*Work required*
All of the lines below are to be transcribed faithfully, with pictures excluded from the copy.

*Data provided*
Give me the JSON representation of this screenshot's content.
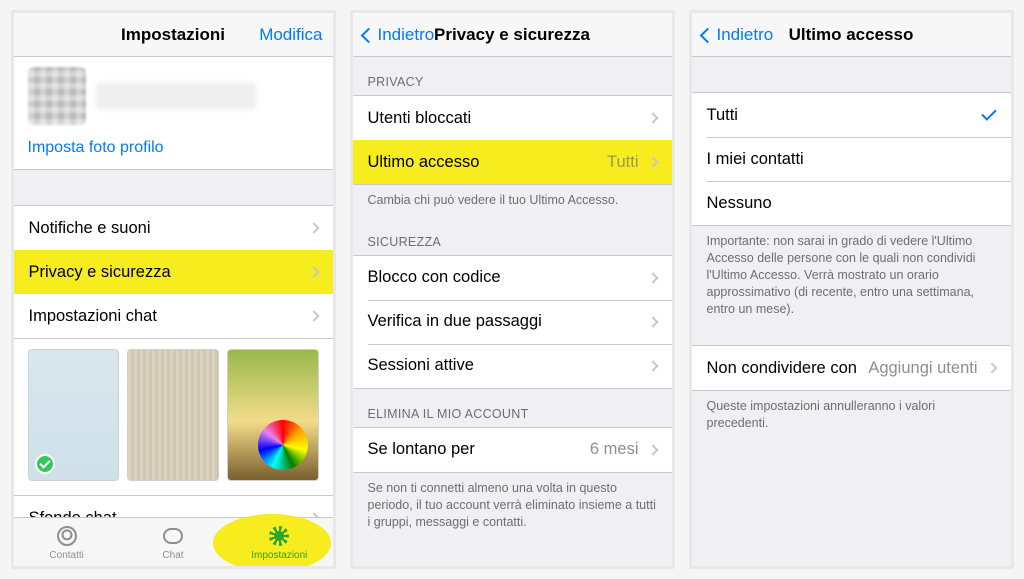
{
  "colors": {
    "accent": "#007aff",
    "highlight": "#f7ec1e",
    "green": "#34c759"
  },
  "screen1": {
    "title": "Impostazioni",
    "edit": "Modifica",
    "set_photo": "Imposta foto profilo",
    "rows": {
      "notifications": "Notifiche e suoni",
      "privacy": "Privacy e sicurezza",
      "chat_settings": "Impostazioni chat",
      "chat_bg": "Sfondo chat"
    },
    "tabs": {
      "contacts": "Contatti",
      "chat": "Chat",
      "settings": "Impostazioni"
    }
  },
  "screen2": {
    "back": "Indietro",
    "title": "Privacy e sicurezza",
    "privacy_header": "PRIVACY",
    "blocked": "Utenti bloccati",
    "last_seen": "Ultimo accesso",
    "last_seen_value": "Tutti",
    "last_seen_footer": "Cambia chi può vedere il tuo Ultimo Accesso.",
    "security_header": "SICUREZZA",
    "passcode": "Blocco con codice",
    "two_step": "Verifica in due passaggi",
    "sessions": "Sessioni attive",
    "delete_header": "ELIMINA IL MIO ACCOUNT",
    "away_label": "Se lontano per",
    "away_value": "6 mesi",
    "delete_footer": "Se non ti connetti almeno una volta in questo periodo, il tuo account verrà eliminato insieme a tutti i gruppi, messaggi e contatti."
  },
  "screen3": {
    "back": "Indietro",
    "title": "Ultimo accesso",
    "opt_everyone": "Tutti",
    "opt_contacts": "I miei contatti",
    "opt_nobody": "Nessuno",
    "note": "Importante: non sarai in grado di vedere l'Ultimo Accesso delle persone con le quali non condividi l'Ultimo Accesso. Verrà mostrato un orario approssimativo (di recente, entro una settimana, entro un mese).",
    "never_share": "Non condividere con",
    "add_users": "Aggiungi utenti",
    "override_note": "Queste impostazioni annulleranno i valori precedenti."
  }
}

*Exercise output*
Give me the JSON representation of this screenshot's content.
{
  "colors": {
    "accent": "#007aff",
    "highlight": "#f7ec1e",
    "green": "#34c759"
  },
  "screen1": {
    "title": "Impostazioni",
    "edit": "Modifica",
    "set_photo": "Imposta foto profilo",
    "rows": {
      "notifications": "Notifiche e suoni",
      "privacy": "Privacy e sicurezza",
      "chat_settings": "Impostazioni chat",
      "chat_bg": "Sfondo chat"
    },
    "tabs": {
      "contacts": "Contatti",
      "chat": "Chat",
      "settings": "Impostazioni"
    }
  },
  "screen2": {
    "back": "Indietro",
    "title": "Privacy e sicurezza",
    "privacy_header": "PRIVACY",
    "blocked": "Utenti bloccati",
    "last_seen": "Ultimo accesso",
    "last_seen_value": "Tutti",
    "last_seen_footer": "Cambia chi può vedere il tuo Ultimo Accesso.",
    "security_header": "SICUREZZA",
    "passcode": "Blocco con codice",
    "two_step": "Verifica in due passaggi",
    "sessions": "Sessioni attive",
    "delete_header": "ELIMINA IL MIO ACCOUNT",
    "away_label": "Se lontano per",
    "away_value": "6 mesi",
    "delete_footer": "Se non ti connetti almeno una volta in questo periodo, il tuo account verrà eliminato insieme a tutti i gruppi, messaggi e contatti."
  },
  "screen3": {
    "back": "Indietro",
    "title": "Ultimo accesso",
    "opt_everyone": "Tutti",
    "opt_contacts": "I miei contatti",
    "opt_nobody": "Nessuno",
    "note": "Importante: non sarai in grado di vedere l'Ultimo Accesso delle persone con le quali non condividi l'Ultimo Accesso. Verrà mostrato un orario approssimativo (di recente, entro una settimana, entro un mese).",
    "never_share": "Non condividere con",
    "add_users": "Aggiungi utenti",
    "override_note": "Queste impostazioni annulleranno i valori precedenti."
  }
}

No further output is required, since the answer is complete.